Short exercise ::
Reproduce every record below exactly as written, leaving out any pictures.

##########

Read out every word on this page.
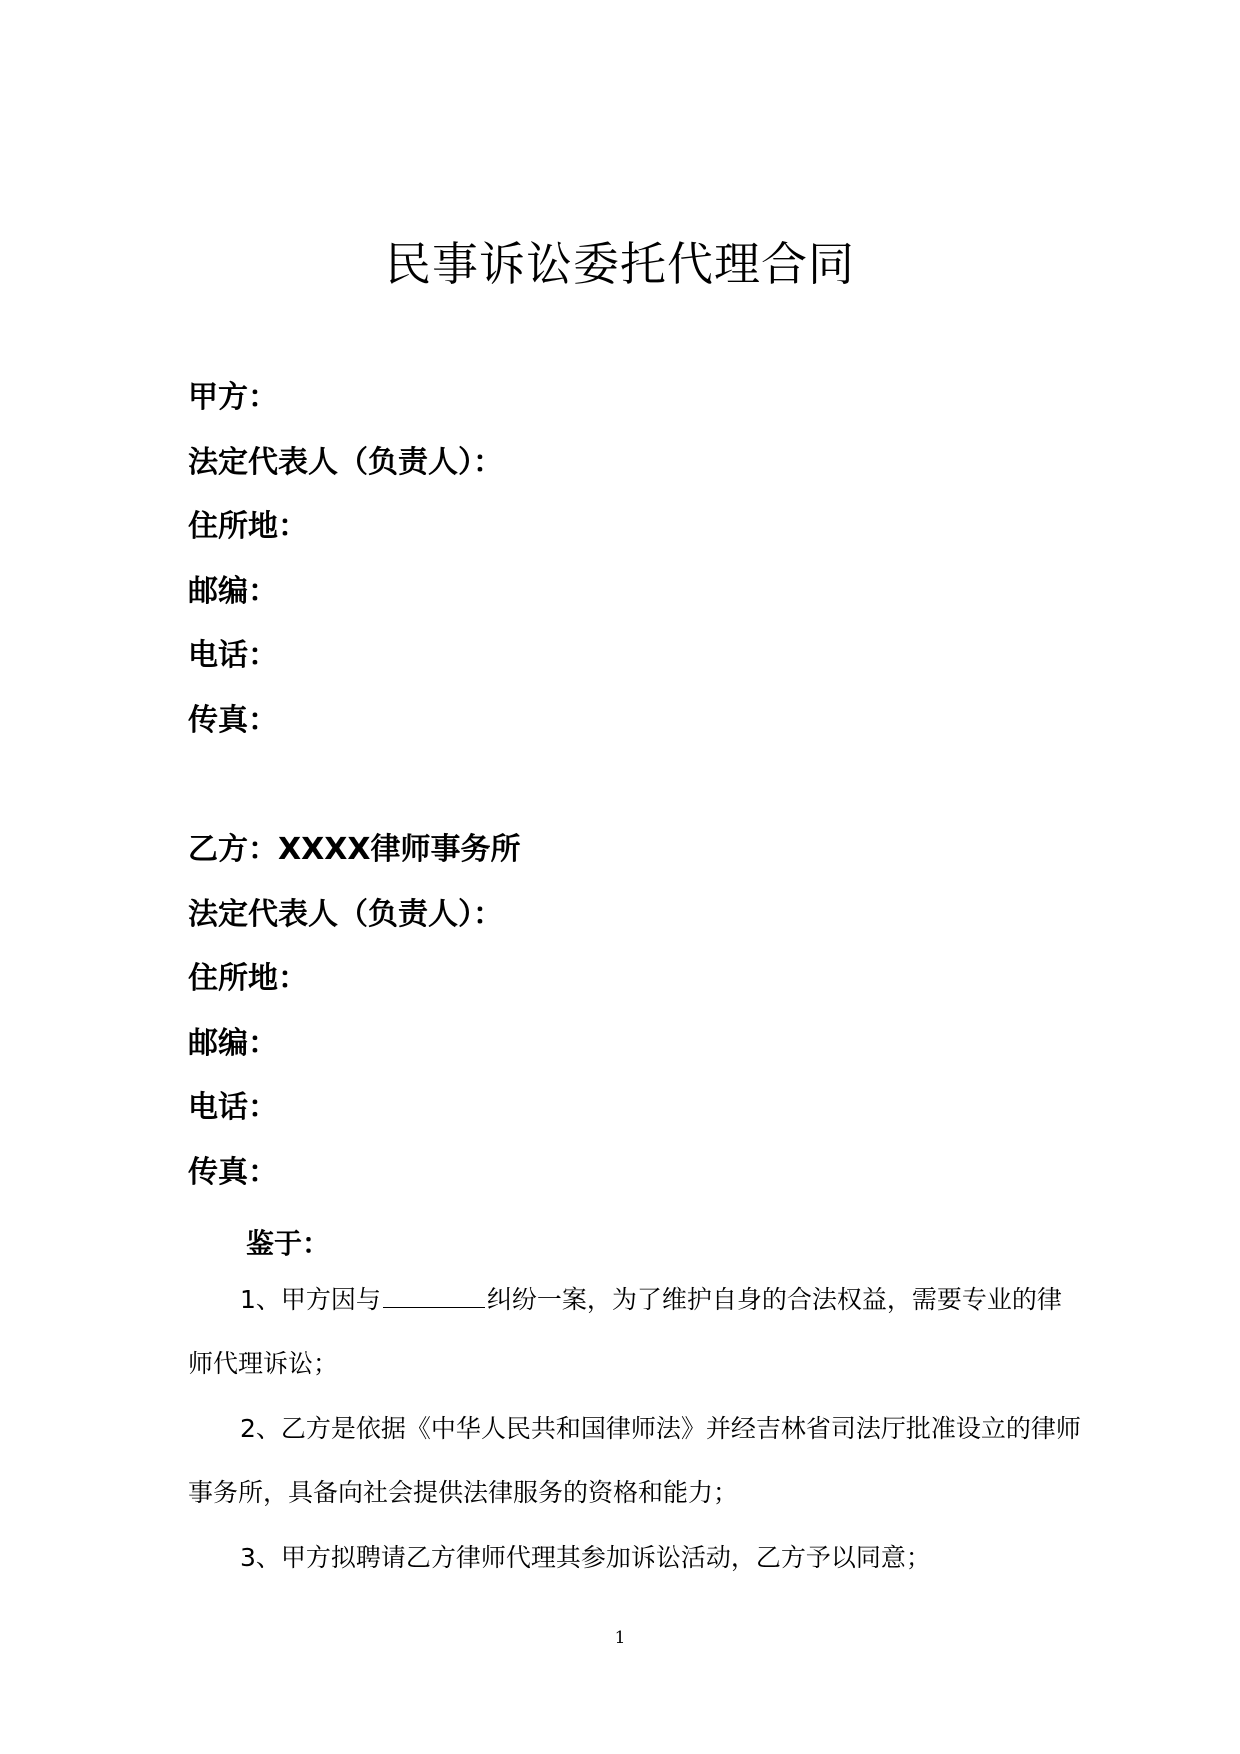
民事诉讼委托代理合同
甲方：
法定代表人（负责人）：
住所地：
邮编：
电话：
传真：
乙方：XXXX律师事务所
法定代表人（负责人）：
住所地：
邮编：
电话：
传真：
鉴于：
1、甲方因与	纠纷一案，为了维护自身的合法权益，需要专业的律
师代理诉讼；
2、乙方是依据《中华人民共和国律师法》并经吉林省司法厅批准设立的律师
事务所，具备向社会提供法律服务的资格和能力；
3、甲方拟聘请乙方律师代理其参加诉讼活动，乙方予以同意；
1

##########

Response for this exercise ::
Read out every word on this page.
民事诉讼委托代理合同
甲方：
法定代表人（负责人）：
住所地：
邮编：
电话：
传真：
乙方：XXXX律师事务所
法定代表人（负责人）：
住所地：
邮编：
电话：
传真：
鉴于：
1、甲方因与	纠纷一案，为了维护自身的合法权益，需要专业的律
师代理诉讼；
2、乙方是依据《中华人民共和国律师法》并经吉林省司法厅批准设立的律师
事务所，具备向社会提供法律服务的资格和能力；
3、甲方拟聘请乙方律师代理其参加诉讼活动，乙方予以同意；
1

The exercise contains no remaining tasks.